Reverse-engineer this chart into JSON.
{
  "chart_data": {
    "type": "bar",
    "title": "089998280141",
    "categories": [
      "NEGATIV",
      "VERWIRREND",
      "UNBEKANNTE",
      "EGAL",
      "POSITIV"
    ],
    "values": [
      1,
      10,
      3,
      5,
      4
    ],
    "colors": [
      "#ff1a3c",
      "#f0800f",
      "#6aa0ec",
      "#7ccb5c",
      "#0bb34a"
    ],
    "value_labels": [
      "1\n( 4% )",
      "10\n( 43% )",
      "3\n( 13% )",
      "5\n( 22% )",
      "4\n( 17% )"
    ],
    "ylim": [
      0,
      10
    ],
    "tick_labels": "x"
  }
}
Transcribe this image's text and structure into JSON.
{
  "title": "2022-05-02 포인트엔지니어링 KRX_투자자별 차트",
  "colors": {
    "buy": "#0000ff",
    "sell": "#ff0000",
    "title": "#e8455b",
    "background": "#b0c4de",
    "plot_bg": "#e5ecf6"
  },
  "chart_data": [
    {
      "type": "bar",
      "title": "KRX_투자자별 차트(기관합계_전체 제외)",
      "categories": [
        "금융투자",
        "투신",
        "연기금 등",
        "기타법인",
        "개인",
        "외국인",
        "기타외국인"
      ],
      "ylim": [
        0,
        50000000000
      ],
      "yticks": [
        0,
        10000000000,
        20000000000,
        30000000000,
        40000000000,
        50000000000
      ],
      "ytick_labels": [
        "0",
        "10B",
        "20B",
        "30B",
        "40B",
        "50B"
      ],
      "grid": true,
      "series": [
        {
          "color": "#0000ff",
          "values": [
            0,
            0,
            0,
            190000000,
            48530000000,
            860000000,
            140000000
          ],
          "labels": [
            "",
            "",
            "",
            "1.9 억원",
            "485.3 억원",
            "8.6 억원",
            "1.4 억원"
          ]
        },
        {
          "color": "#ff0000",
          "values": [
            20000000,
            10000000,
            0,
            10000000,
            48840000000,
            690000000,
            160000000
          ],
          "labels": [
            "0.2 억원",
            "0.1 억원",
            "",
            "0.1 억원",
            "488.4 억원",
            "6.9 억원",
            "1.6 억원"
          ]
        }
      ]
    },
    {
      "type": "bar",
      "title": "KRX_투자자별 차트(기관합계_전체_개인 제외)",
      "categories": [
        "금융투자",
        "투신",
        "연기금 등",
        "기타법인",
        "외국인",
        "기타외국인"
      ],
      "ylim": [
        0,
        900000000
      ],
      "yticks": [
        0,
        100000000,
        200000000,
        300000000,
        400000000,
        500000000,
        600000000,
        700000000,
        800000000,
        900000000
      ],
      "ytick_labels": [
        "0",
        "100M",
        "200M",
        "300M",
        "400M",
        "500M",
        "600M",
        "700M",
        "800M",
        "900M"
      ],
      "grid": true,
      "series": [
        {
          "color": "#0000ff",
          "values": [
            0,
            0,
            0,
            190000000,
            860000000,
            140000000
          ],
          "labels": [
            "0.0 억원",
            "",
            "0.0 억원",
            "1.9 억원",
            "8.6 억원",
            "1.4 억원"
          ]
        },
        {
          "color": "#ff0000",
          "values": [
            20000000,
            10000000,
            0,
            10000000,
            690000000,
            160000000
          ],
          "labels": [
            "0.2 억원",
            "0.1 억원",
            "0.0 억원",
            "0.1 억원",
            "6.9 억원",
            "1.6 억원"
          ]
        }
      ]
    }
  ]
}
● ● ● ●
**What is asked:** Reproduce each record exactly as it appears.

**Solved exercise:**
Reverse-engineer this chart into JSON.
{
  "chart_data": {
    "type": "bar",
    "title": "089998280141",
    "categories": [
      "NEGATIV",
      "VERWIRREND",
      "UNBEKANNTE",
      "EGAL",
      "POSITIV"
    ],
    "values": [
      1,
      10,
      3,
      5,
      4
    ],
    "colors": [
      "#ff1a3c",
      "#f0800f",
      "#6aa0ec",
      "#7ccb5c",
      "#0bb34a"
    ],
    "value_labels": [
      "1\n( 4% )",
      "10\n( 43% )",
      "3\n( 13% )",
      "5\n( 22% )",
      "4\n( 17% )"
    ],
    "ylim": [
      0,
      10
    ],
    "tick_labels": "x"
  }
}
Transcribe this image's text and structure into JSON.
{
  "title": "2022-05-02 포인트엔지니어링 KRX_투자자별 차트",
  "colors": {
    "buy": "#0000ff",
    "sell": "#ff0000",
    "title": "#e8455b",
    "background": "#b0c4de",
    "plot_bg": "#e5ecf6"
  },
  "chart_data": [
    {
      "type": "bar",
      "title": "KRX_투자자별 차트(기관합계_전체 제외)",
      "categories": [
        "금융투자",
        "투신",
        "연기금 등",
        "기타법인",
        "개인",
        "외국인",
        "기타외국인"
      ],
      "ylim": [
        0,
        50000000000
      ],
      "yticks": [
        0,
        10000000000,
        20000000000,
        30000000000,
        40000000000,
        50000000000
      ],
      "ytick_labels": [
        "0",
        "10B",
        "20B",
        "30B",
        "40B",
        "50B"
      ],
      "grid": true,
      "series": [
        {
          "color": "#0000ff",
          "values": [
            0,
            0,
            0,
            190000000,
            48530000000,
            860000000,
            140000000
          ],
          "labels": [
            "",
            "",
            "",
            "1.9 억원",
            "485.3 억원",
            "8.6 억원",
            "1.4 억원"
          ]
        },
        {
          "color": "#ff0000",
          "values": [
            20000000,
            10000000,
            0,
            10000000,
            48840000000,
            690000000,
            160000000
          ],
          "labels": [
            "0.2 억원",
            "0.1 억원",
            "",
            "0.1 억원",
            "488.4 억원",
            "6.9 억원",
            "1.6 억원"
          ]
        }
      ]
    },
    {
      "type": "bar",
      "title": "KRX_투자자별 차트(기관합계_전체_개인 제외)",
      "categories": [
        "금융투자",
        "투신",
        "연기금 등",
        "기타법인",
        "외국인",
        "기타외국인"
      ],
      "ylim": [
        0,
        900000000
      ],
      "yticks": [
        0,
        100000000,
        200000000,
        300000000,
        400000000,
        500000000,
        600000000,
        700000000,
        800000000,
        900000000
      ],
      "ytick_labels": [
        "0",
        "100M",
        "200M",
        "300M",
        "400M",
        "500M",
        "600M",
        "700M",
        "800M",
        "900M"
      ],
      "grid": true,
      "series": [
        {
          "color": "#0000ff",
          "values": [
            0,
            0,
            0,
            190000000,
            860000000,
            140000000
          ],
          "labels": [
            "0.0 억원",
            "",
            "0.0 억원",
            "1.9 억원",
            "8.6 억원",
            "1.4 억원"
          ]
        },
        {
          "color": "#ff0000",
          "values": [
            20000000,
            10000000,
            0,
            10000000,
            690000000,
            160000000
          ],
          "labels": [
            "0.2 억원",
            "0.1 억원",
            "0.0 억원",
            "0.1 억원",
            "6.9 억원",
            "1.6 억원"
          ]
        }
      ]
    }
  ]
}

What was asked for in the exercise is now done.